WRITTEN REQUEST:
Collect all lines below with the string "this".

Dataset records

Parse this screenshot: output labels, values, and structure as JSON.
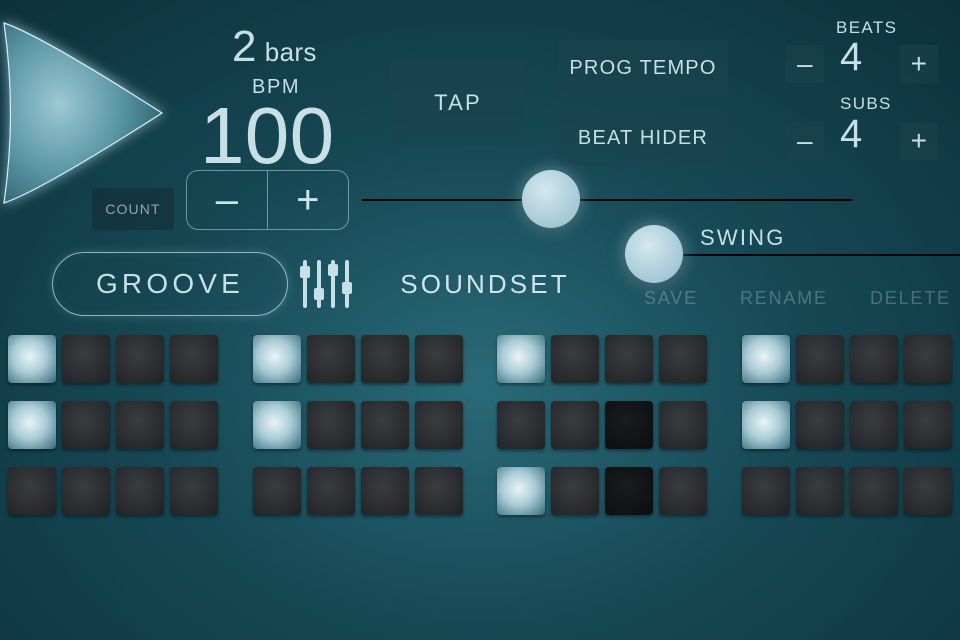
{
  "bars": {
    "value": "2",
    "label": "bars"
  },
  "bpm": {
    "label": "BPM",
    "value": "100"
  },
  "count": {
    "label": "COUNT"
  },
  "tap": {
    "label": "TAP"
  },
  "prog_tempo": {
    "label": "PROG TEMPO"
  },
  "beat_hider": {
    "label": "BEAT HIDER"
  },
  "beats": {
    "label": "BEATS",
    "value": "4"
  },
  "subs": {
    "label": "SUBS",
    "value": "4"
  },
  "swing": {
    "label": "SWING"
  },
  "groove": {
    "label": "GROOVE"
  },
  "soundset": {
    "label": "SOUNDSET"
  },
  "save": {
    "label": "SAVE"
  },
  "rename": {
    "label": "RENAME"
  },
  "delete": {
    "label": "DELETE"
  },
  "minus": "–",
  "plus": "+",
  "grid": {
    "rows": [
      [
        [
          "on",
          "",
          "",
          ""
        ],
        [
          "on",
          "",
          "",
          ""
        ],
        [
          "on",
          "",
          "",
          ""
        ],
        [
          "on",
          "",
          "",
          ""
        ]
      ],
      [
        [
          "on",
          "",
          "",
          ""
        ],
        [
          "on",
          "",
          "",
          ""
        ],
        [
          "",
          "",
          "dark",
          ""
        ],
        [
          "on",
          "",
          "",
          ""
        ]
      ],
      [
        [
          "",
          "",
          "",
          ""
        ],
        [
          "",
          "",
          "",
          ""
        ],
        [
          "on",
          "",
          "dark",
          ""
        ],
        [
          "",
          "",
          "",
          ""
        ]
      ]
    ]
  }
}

...

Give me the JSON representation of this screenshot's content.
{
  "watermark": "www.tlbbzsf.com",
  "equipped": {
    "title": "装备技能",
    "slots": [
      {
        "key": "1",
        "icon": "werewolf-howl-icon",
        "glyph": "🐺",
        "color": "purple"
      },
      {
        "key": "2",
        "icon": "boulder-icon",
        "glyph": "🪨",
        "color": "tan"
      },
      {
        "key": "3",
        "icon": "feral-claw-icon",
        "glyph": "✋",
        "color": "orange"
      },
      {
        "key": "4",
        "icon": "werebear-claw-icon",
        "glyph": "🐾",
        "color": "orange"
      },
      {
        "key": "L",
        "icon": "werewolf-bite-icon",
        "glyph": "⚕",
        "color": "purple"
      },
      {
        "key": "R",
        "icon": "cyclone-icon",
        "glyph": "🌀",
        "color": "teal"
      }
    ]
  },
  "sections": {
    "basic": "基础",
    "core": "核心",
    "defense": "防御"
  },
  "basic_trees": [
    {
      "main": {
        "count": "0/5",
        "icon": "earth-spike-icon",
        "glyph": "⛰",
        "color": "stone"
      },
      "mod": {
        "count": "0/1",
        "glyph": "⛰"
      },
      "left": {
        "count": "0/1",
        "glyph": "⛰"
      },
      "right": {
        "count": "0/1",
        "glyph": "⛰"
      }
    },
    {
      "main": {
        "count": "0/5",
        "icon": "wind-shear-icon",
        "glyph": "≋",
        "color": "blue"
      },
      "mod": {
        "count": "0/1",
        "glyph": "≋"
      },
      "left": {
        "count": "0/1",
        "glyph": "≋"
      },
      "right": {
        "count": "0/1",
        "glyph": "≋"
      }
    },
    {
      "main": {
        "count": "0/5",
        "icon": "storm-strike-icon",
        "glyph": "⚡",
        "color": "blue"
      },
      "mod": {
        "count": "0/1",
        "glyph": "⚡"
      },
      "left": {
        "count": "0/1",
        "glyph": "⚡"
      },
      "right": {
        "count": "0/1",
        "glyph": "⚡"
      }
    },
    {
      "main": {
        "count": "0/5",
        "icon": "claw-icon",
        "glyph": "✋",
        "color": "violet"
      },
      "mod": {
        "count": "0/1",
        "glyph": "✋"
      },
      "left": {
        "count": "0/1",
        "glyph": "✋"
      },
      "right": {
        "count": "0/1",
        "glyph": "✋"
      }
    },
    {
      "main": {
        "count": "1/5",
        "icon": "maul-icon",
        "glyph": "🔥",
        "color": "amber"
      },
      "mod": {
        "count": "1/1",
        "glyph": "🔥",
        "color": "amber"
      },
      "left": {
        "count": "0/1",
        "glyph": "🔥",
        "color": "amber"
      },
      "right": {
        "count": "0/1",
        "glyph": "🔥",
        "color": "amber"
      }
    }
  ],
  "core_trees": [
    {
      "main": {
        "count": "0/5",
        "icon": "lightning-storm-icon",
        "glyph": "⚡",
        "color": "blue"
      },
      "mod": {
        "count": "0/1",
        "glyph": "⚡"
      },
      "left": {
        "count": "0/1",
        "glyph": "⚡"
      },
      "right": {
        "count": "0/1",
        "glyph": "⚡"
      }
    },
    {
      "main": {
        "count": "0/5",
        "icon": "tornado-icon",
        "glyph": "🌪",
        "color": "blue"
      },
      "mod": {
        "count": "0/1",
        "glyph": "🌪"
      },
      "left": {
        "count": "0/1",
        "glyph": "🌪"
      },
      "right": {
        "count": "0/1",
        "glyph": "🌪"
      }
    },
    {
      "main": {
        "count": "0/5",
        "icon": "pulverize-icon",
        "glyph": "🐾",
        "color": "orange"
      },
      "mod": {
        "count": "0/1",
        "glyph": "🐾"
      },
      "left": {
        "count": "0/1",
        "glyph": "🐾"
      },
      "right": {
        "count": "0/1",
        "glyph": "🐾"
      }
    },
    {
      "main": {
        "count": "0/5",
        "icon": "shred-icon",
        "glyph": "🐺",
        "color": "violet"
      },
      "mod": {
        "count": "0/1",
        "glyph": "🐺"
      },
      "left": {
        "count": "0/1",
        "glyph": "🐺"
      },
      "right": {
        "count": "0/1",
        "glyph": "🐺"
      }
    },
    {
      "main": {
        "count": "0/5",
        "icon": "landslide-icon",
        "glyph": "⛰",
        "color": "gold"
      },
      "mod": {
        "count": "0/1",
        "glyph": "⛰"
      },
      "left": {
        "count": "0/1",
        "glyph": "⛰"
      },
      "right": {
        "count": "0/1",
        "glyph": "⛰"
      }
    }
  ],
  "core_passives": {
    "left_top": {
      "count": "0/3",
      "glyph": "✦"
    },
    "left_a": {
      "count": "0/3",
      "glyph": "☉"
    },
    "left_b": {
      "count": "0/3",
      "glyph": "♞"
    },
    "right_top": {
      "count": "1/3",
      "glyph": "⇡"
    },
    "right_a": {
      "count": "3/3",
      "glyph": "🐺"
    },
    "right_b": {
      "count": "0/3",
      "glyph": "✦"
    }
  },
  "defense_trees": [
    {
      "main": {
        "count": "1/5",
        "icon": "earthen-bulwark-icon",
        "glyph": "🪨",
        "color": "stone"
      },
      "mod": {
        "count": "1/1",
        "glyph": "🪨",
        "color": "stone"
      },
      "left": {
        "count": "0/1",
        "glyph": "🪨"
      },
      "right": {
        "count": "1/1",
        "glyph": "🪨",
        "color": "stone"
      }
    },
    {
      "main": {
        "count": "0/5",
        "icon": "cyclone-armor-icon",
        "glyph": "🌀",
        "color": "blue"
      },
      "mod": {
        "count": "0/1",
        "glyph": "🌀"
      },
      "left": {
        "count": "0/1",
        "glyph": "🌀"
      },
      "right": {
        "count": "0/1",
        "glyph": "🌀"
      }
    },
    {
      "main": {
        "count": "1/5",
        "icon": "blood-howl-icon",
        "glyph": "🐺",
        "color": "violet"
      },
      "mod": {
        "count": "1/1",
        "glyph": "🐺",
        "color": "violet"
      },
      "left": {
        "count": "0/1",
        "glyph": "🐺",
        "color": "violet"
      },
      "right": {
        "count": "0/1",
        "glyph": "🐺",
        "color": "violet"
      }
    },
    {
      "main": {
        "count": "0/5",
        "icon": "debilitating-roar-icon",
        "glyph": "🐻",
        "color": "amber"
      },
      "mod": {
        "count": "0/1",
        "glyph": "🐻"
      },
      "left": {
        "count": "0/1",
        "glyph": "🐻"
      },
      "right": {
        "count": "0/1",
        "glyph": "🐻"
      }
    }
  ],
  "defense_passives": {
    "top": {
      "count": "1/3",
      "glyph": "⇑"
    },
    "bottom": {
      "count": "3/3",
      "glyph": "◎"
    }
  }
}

FINAL RESULT:
Parse this screenshot: output labels, values, and structure as JSON.
Give me the JSON representation of this screenshot's content.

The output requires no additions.